# INFORMATION PROVIDED start

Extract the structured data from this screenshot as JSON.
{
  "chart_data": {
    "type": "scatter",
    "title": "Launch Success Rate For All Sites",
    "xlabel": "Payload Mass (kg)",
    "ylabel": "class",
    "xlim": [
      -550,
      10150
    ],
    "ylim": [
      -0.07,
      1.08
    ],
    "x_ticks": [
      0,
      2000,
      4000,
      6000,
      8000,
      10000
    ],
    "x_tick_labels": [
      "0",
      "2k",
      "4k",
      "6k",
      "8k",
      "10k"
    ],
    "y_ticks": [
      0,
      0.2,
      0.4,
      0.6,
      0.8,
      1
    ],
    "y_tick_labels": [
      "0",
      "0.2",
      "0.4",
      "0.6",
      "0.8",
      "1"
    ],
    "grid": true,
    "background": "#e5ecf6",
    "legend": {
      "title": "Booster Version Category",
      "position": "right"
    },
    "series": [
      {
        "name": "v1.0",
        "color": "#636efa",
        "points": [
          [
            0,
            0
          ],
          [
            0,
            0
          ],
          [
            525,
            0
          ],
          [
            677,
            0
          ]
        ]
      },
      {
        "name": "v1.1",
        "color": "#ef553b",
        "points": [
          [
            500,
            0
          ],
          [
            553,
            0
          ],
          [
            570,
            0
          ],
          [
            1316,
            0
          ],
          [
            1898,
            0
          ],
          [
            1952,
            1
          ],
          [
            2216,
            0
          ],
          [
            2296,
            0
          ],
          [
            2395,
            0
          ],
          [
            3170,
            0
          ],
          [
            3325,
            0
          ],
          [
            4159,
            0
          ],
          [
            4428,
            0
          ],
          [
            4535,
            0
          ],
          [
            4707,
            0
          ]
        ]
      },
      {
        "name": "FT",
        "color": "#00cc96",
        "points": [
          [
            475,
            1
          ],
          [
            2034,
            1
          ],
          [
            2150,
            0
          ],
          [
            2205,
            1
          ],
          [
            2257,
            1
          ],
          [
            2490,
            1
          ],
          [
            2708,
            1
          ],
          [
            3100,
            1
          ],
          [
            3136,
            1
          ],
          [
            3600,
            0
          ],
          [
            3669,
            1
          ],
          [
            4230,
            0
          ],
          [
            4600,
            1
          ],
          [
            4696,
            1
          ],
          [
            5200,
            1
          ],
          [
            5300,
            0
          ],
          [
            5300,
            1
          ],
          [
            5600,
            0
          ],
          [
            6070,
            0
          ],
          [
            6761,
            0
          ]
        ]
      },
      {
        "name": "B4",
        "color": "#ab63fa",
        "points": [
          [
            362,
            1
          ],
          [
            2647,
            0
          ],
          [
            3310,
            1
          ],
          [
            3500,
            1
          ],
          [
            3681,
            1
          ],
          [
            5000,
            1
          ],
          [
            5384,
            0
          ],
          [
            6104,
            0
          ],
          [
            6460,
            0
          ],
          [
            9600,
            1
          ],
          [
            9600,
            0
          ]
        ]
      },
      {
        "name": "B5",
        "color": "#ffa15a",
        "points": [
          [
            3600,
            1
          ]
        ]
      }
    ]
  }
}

# INFORMATION PROVIDED end

* [PROBLEM REQUIREMENTS]: Print every line of the records exactly. Omit nothing.

* [RESPONSE]:
Extract the structured data from this screenshot as JSON.
{
  "chart_data": {
    "type": "scatter",
    "title": "Launch Success Rate For All Sites",
    "xlabel": "Payload Mass (kg)",
    "ylabel": "class",
    "xlim": [
      -550,
      10150
    ],
    "ylim": [
      -0.07,
      1.08
    ],
    "x_ticks": [
      0,
      2000,
      4000,
      6000,
      8000,
      10000
    ],
    "x_tick_labels": [
      "0",
      "2k",
      "4k",
      "6k",
      "8k",
      "10k"
    ],
    "y_ticks": [
      0,
      0.2,
      0.4,
      0.6,
      0.8,
      1
    ],
    "y_tick_labels": [
      "0",
      "0.2",
      "0.4",
      "0.6",
      "0.8",
      "1"
    ],
    "grid": true,
    "background": "#e5ecf6",
    "legend": {
      "title": "Booster Version Category",
      "position": "right"
    },
    "series": [
      {
        "name": "v1.0",
        "color": "#636efa",
        "points": [
          [
            0,
            0
          ],
          [
            0,
            0
          ],
          [
            525,
            0
          ],
          [
            677,
            0
          ]
        ]
      },
      {
        "name": "v1.1",
        "color": "#ef553b",
        "points": [
          [
            500,
            0
          ],
          [
            553,
            0
          ],
          [
            570,
            0
          ],
          [
            1316,
            0
          ],
          [
            1898,
            0
          ],
          [
            1952,
            1
          ],
          [
            2216,
            0
          ],
          [
            2296,
            0
          ],
          [
            2395,
            0
          ],
          [
            3170,
            0
          ],
          [
            3325,
            0
          ],
          [
            4159,
            0
          ],
          [
            4428,
            0
          ],
          [
            4535,
            0
          ],
          [
            4707,
            0
          ]
        ]
      },
      {
        "name": "FT",
        "color": "#00cc96",
        "points": [
          [
            475,
            1
          ],
          [
            2034,
            1
          ],
          [
            2150,
            0
          ],
          [
            2205,
            1
          ],
          [
            2257,
            1
          ],
          [
            2490,
            1
          ],
          [
            2708,
            1
          ],
          [
            3100,
            1
          ],
          [
            3136,
            1
          ],
          [
            3600,
            0
          ],
          [
            3669,
            1
          ],
          [
            4230,
            0
          ],
          [
            4600,
            1
          ],
          [
            4696,
            1
          ],
          [
            5200,
            1
          ],
          [
            5300,
            0
          ],
          [
            5300,
            1
          ],
          [
            5600,
            0
          ],
          [
            6070,
            0
          ],
          [
            6761,
            0
          ]
        ]
      },
      {
        "name": "B4",
        "color": "#ab63fa",
        "points": [
          [
            362,
            1
          ],
          [
            2647,
            0
          ],
          [
            3310,
            1
          ],
          [
            3500,
            1
          ],
          [
            3681,
            1
          ],
          [
            5000,
            1
          ],
          [
            5384,
            0
          ],
          [
            6104,
            0
          ],
          [
            6460,
            0
          ],
          [
            9600,
            1
          ],
          [
            9600,
            0
          ]
        ]
      },
      {
        "name": "B5",
        "color": "#ffa15a",
        "points": [
          [
            3600,
            1
          ]
        ]
      }
    ]
  }
}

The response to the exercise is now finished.